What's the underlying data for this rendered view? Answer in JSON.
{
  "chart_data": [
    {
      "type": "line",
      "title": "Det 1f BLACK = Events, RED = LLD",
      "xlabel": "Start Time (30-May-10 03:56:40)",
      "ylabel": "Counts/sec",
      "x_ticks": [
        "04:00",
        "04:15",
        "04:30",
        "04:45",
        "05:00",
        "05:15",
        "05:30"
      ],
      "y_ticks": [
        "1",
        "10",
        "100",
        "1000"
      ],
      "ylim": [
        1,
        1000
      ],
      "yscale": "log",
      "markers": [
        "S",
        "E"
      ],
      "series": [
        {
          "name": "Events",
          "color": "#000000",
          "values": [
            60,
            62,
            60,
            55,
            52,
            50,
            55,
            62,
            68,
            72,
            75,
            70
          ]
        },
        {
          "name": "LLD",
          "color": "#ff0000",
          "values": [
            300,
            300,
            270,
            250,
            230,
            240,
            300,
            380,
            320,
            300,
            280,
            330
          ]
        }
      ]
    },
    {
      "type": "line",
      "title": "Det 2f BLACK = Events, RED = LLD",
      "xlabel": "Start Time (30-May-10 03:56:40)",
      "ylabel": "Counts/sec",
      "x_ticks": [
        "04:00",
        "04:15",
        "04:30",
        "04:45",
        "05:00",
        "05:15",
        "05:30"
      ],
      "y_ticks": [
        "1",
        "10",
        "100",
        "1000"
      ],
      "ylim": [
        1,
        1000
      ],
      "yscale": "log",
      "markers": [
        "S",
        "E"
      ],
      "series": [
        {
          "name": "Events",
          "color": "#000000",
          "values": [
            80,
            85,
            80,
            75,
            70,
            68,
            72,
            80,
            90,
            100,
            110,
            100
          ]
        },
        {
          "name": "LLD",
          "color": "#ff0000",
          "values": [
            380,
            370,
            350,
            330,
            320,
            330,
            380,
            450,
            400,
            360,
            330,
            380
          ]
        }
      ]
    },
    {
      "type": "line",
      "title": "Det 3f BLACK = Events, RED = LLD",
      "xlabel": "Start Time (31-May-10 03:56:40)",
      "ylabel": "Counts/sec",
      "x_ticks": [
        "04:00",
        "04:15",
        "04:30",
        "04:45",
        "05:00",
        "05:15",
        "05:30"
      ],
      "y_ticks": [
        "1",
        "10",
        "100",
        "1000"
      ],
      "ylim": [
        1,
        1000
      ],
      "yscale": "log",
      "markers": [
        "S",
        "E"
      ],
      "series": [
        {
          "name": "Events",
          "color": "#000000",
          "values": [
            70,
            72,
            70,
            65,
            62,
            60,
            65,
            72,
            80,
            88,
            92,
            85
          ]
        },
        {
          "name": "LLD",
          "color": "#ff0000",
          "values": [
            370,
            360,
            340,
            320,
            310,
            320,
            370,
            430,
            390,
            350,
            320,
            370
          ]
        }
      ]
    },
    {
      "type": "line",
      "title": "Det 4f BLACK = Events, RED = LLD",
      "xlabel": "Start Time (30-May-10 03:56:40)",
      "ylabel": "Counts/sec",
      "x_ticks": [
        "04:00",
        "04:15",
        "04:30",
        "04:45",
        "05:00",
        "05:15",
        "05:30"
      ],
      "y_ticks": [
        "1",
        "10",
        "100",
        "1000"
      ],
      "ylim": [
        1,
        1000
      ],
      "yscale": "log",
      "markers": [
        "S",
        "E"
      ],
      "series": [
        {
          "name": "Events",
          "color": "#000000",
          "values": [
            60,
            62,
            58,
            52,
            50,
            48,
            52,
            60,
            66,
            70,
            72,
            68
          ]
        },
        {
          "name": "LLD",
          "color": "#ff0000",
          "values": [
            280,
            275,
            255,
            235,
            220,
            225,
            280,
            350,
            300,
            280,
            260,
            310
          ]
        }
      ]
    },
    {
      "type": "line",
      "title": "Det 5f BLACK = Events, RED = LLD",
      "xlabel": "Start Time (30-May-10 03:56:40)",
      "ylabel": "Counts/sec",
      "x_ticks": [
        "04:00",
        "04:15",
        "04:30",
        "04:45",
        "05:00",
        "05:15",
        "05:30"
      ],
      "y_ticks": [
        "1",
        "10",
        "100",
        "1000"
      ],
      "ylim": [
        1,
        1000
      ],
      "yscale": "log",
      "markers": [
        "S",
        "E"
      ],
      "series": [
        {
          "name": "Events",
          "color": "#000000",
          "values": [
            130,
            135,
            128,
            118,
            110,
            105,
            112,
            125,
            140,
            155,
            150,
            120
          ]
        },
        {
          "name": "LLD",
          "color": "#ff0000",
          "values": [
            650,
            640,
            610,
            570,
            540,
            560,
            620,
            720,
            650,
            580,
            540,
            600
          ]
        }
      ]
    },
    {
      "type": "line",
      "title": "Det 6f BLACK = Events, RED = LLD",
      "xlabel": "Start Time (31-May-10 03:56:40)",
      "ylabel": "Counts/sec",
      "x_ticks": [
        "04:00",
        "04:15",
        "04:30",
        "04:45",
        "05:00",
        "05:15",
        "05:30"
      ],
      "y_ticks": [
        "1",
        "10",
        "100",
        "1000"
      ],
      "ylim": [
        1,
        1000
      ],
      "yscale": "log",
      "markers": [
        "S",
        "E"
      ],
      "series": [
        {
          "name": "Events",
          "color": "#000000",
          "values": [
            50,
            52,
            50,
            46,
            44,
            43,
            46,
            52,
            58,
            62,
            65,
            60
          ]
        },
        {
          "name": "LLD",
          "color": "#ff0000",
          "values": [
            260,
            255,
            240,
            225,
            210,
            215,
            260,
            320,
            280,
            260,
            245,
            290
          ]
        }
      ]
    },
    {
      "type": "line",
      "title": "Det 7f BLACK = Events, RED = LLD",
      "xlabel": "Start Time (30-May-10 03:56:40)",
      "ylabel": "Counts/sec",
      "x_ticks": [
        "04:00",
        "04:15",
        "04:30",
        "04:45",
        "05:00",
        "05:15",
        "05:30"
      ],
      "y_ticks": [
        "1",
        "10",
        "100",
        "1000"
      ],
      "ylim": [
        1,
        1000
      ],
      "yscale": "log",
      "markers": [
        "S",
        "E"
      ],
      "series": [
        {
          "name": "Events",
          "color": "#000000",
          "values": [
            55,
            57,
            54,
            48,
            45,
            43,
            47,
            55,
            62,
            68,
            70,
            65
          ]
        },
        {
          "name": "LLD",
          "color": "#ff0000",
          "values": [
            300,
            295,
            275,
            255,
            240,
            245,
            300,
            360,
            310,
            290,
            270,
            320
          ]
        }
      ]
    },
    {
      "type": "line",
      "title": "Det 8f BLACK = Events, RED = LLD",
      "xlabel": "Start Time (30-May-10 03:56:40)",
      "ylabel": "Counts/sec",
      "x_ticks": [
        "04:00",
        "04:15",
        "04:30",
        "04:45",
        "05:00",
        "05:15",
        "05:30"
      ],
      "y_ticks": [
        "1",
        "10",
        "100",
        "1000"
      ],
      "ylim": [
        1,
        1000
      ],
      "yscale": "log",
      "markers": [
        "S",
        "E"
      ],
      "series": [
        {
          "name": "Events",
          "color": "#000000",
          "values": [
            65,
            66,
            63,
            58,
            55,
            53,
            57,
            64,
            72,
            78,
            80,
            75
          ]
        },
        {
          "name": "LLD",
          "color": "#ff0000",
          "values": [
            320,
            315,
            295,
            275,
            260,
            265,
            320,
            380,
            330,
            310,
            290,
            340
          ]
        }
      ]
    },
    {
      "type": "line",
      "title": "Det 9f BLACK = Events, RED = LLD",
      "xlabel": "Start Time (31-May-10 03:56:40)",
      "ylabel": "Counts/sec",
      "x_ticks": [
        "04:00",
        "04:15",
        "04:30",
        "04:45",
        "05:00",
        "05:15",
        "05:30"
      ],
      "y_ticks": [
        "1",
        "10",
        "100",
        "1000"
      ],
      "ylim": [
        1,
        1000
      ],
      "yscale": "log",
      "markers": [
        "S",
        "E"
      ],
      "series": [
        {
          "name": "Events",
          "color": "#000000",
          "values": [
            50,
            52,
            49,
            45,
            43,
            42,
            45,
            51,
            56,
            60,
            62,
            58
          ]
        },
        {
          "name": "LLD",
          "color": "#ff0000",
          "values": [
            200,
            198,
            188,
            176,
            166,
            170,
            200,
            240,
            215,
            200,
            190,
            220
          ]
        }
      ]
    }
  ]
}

────────────────

Go through the material above and copy each line that has the word "BLACK".

**FINISHED EXERCISE**
      "title": "Det 1f BLACK = Events, RED = LLD",
      "title": "Det 2f BLACK = Events, RED = LLD",
      "title": "Det 3f BLACK = Events, RED = LLD",
      "title": "Det 4f BLACK = Events, RED = LLD",
      "title": "Det 5f BLACK = Events, RED = LLD",
      "title": "Det 6f BLACK = Events, RED = LLD",
      "title": "Det 7f BLACK = Events, RED = LLD",
      "title": "Det 8f BLACK = Events, RED = LLD",
      "title": "Det 9f BLACK = Events, RED = LLD",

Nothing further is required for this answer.